TASK STATEMENT >> Write out the listing below again, precisely as it is given.

┌────────

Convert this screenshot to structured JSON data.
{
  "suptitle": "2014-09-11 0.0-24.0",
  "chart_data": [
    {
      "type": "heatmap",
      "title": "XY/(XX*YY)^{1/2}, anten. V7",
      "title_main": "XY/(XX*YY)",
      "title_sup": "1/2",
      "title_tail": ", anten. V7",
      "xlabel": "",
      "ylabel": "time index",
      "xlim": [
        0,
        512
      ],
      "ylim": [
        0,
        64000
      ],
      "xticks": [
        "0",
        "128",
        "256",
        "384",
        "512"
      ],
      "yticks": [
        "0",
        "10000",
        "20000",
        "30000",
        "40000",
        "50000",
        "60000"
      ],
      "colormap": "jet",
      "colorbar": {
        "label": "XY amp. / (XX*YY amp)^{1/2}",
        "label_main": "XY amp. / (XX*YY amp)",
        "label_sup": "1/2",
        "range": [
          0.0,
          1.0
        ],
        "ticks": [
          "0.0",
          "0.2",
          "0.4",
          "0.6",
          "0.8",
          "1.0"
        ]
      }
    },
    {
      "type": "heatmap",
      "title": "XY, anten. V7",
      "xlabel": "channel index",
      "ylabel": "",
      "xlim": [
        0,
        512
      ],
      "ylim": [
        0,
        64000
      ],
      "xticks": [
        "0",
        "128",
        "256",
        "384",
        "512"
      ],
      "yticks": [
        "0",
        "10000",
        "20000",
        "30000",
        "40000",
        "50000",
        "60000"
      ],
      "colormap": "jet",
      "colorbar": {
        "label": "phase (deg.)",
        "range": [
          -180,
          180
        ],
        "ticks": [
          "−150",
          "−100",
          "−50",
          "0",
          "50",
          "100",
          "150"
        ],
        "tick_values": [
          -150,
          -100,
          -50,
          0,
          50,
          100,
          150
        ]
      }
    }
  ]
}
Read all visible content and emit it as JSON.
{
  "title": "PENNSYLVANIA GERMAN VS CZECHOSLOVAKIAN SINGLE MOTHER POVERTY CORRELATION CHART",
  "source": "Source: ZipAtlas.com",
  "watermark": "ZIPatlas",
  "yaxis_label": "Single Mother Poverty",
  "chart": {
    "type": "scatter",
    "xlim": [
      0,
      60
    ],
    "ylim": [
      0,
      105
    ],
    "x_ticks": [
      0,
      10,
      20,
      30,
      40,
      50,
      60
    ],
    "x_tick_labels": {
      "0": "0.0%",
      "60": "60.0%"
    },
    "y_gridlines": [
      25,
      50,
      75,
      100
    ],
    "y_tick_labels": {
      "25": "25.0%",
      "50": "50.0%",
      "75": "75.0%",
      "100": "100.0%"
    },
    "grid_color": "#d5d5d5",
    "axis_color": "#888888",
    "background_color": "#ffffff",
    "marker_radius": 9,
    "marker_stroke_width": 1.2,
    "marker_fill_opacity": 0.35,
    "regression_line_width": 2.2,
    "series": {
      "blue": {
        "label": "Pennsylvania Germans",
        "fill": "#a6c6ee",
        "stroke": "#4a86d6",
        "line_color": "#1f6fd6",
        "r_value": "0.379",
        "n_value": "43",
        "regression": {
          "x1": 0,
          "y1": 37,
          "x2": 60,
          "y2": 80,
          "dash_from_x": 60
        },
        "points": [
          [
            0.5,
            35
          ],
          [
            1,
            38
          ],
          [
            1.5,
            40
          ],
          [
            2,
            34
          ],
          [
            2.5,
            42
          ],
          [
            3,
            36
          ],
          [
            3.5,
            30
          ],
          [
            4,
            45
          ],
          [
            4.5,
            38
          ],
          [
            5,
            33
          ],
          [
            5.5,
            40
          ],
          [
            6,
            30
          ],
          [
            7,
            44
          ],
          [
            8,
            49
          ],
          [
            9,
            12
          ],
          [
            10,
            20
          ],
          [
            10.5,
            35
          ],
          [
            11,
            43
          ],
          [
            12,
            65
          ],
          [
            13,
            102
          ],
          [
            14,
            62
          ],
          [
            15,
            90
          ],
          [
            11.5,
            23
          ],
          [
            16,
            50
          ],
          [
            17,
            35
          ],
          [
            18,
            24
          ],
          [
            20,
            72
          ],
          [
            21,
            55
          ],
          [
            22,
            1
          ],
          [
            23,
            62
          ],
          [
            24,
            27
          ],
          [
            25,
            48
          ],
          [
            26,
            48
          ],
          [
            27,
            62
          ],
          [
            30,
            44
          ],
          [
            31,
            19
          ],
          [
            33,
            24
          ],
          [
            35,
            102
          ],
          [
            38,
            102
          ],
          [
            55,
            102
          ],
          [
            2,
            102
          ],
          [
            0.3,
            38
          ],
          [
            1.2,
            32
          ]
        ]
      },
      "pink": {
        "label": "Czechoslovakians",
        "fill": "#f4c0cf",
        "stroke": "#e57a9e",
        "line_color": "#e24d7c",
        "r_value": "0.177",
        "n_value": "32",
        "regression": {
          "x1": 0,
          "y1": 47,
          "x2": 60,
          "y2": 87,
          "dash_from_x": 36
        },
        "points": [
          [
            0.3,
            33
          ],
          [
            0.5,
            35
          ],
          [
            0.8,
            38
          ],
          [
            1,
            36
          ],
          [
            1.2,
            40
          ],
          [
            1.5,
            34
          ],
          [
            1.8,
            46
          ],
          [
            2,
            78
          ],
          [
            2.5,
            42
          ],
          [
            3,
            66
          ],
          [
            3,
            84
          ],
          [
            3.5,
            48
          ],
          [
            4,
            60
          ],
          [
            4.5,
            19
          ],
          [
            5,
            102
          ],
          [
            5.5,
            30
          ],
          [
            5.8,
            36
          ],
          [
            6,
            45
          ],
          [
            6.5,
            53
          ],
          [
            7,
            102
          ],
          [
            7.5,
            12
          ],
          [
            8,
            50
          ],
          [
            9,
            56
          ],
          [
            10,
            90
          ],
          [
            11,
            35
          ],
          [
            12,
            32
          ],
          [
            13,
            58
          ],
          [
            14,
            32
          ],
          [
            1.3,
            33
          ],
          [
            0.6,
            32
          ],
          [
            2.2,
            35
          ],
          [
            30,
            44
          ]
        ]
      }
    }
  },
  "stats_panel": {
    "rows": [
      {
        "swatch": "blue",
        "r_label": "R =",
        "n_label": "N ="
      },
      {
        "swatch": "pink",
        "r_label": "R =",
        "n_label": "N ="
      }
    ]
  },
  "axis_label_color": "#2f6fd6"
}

└────────

THE RESULT >>
Convert this screenshot to structured JSON data.
{
  "suptitle": "2014-09-11 0.0-24.0",
  "chart_data": [
    {
      "type": "heatmap",
      "title": "XY/(XX*YY)^{1/2}, anten. V7",
      "title_main": "XY/(XX*YY)",
      "title_sup": "1/2",
      "title_tail": ", anten. V7",
      "xlabel": "",
      "ylabel": "time index",
      "xlim": [
        0,
        512
      ],
      "ylim": [
        0,
        64000
      ],
      "xticks": [
        "0",
        "128",
        "256",
        "384",
        "512"
      ],
      "yticks": [
        "0",
        "10000",
        "20000",
        "30000",
        "40000",
        "50000",
        "60000"
      ],
      "colormap": "jet",
      "colorbar": {
        "label": "XY amp. / (XX*YY amp)^{1/2}",
        "label_main": "XY amp. / (XX*YY amp)",
        "label_sup": "1/2",
        "range": [
          0.0,
          1.0
        ],
        "ticks": [
          "0.0",
          "0.2",
          "0.4",
          "0.6",
          "0.8",
          "1.0"
        ]
      }
    },
    {
      "type": "heatmap",
      "title": "XY, anten. V7",
      "xlabel": "channel index",
      "ylabel": "",
      "xlim": [
        0,
        512
      ],
      "ylim": [
        0,
        64000
      ],
      "xticks": [
        "0",
        "128",
        "256",
        "384",
        "512"
      ],
      "yticks": [
        "0",
        "10000",
        "20000",
        "30000",
        "40000",
        "50000",
        "60000"
      ],
      "colormap": "jet",
      "colorbar": {
        "label": "phase (deg.)",
        "range": [
          -180,
          180
        ],
        "ticks": [
          "−150",
          "−100",
          "−50",
          "0",
          "50",
          "100",
          "150"
        ],
        "tick_values": [
          -150,
          -100,
          -50,
          0,
          50,
          100,
          150
        ]
      }
    }
  ]
}
Read all visible content and emit it as JSON.
{
  "title": "PENNSYLVANIA GERMAN VS CZECHOSLOVAKIAN SINGLE MOTHER POVERTY CORRELATION CHART",
  "source": "Source: ZipAtlas.com",
  "watermark": "ZIPatlas",
  "yaxis_label": "Single Mother Poverty",
  "chart": {
    "type": "scatter",
    "xlim": [
      0,
      60
    ],
    "ylim": [
      0,
      105
    ],
    "x_ticks": [
      0,
      10,
      20,
      30,
      40,
      50,
      60
    ],
    "x_tick_labels": {
      "0": "0.0%",
      "60": "60.0%"
    },
    "y_gridlines": [
      25,
      50,
      75,
      100
    ],
    "y_tick_labels": {
      "25": "25.0%",
      "50": "50.0%",
      "75": "75.0%",
      "100": "100.0%"
    },
    "grid_color": "#d5d5d5",
    "axis_color": "#888888",
    "background_color": "#ffffff",
    "marker_radius": 9,
    "marker_stroke_width": 1.2,
    "marker_fill_opacity": 0.35,
    "regression_line_width": 2.2,
    "series": {
      "blue": {
        "label": "Pennsylvania Germans",
        "fill": "#a6c6ee",
        "stroke": "#4a86d6",
        "line_color": "#1f6fd6",
        "r_value": "0.379",
        "n_value": "43",
        "regression": {
          "x1": 0,
          "y1": 37,
          "x2": 60,
          "y2": 80,
          "dash_from_x": 60
        },
        "points": [
          [
            0.5,
            35
          ],
          [
            1,
            38
          ],
          [
            1.5,
            40
          ],
          [
            2,
            34
          ],
          [
            2.5,
            42
          ],
          [
            3,
            36
          ],
          [
            3.5,
            30
          ],
          [
            4,
            45
          ],
          [
            4.5,
            38
          ],
          [
            5,
            33
          ],
          [
            5.5,
            40
          ],
          [
            6,
            30
          ],
          [
            7,
            44
          ],
          [
            8,
            49
          ],
          [
            9,
            12
          ],
          [
            10,
            20
          ],
          [
            10.5,
            35
          ],
          [
            11,
            43
          ],
          [
            12,
            65
          ],
          [
            13,
            102
          ],
          [
            14,
            62
          ],
          [
            15,
            90
          ],
          [
            11.5,
            23
          ],
          [
            16,
            50
          ],
          [
            17,
            35
          ],
          [
            18,
            24
          ],
          [
            20,
            72
          ],
          [
            21,
            55
          ],
          [
            22,
            1
          ],
          [
            23,
            62
          ],
          [
            24,
            27
          ],
          [
            25,
            48
          ],
          [
            26,
            48
          ],
          [
            27,
            62
          ],
          [
            30,
            44
          ],
          [
            31,
            19
          ],
          [
            33,
            24
          ],
          [
            35,
            102
          ],
          [
            38,
            102
          ],
          [
            55,
            102
          ],
          [
            2,
            102
          ],
          [
            0.3,
            38
          ],
          [
            1.2,
            32
          ]
        ]
      },
      "pink": {
        "label": "Czechoslovakians",
        "fill": "#f4c0cf",
        "stroke": "#e57a9e",
        "line_color": "#e24d7c",
        "r_value": "0.177",
        "n_value": "32",
        "regression": {
          "x1": 0,
          "y1": 47,
          "x2": 60,
          "y2": 87,
          "dash_from_x": 36
        },
        "points": [
          [
            0.3,
            33
          ],
          [
            0.5,
            35
          ],
          [
            0.8,
            38
          ],
          [
            1,
            36
          ],
          [
            1.2,
            40
          ],
          [
            1.5,
            34
          ],
          [
            1.8,
            46
          ],
          [
            2,
            78
          ],
          [
            2.5,
            42
          ],
          [
            3,
            66
          ],
          [
            3,
            84
          ],
          [
            3.5,
            48
          ],
          [
            4,
            60
          ],
          [
            4.5,
            19
          ],
          [
            5,
            102
          ],
          [
            5.5,
            30
          ],
          [
            5.8,
            36
          ],
          [
            6,
            45
          ],
          [
            6.5,
            53
          ],
          [
            7,
            102
          ],
          [
            7.5,
            12
          ],
          [
            8,
            50
          ],
          [
            9,
            56
          ],
          [
            10,
            90
          ],
          [
            11,
            35
          ],
          [
            12,
            32
          ],
          [
            13,
            58
          ],
          [
            14,
            32
          ],
          [
            1.3,
            33
          ],
          [
            0.6,
            32
          ],
          [
            2.2,
            35
          ],
          [
            30,
            44
          ]
        ]
      }
    }
  },
  "stats_panel": {
    "rows": [
      {
        "swatch": "blue",
        "r_label": "R =",
        "n_label": "N ="
      },
      {
        "swatch": "pink",
        "r_label": "R =",
        "n_label": "N ="
      }
    ]
  },
  "axis_label_color": "#2f6fd6"
}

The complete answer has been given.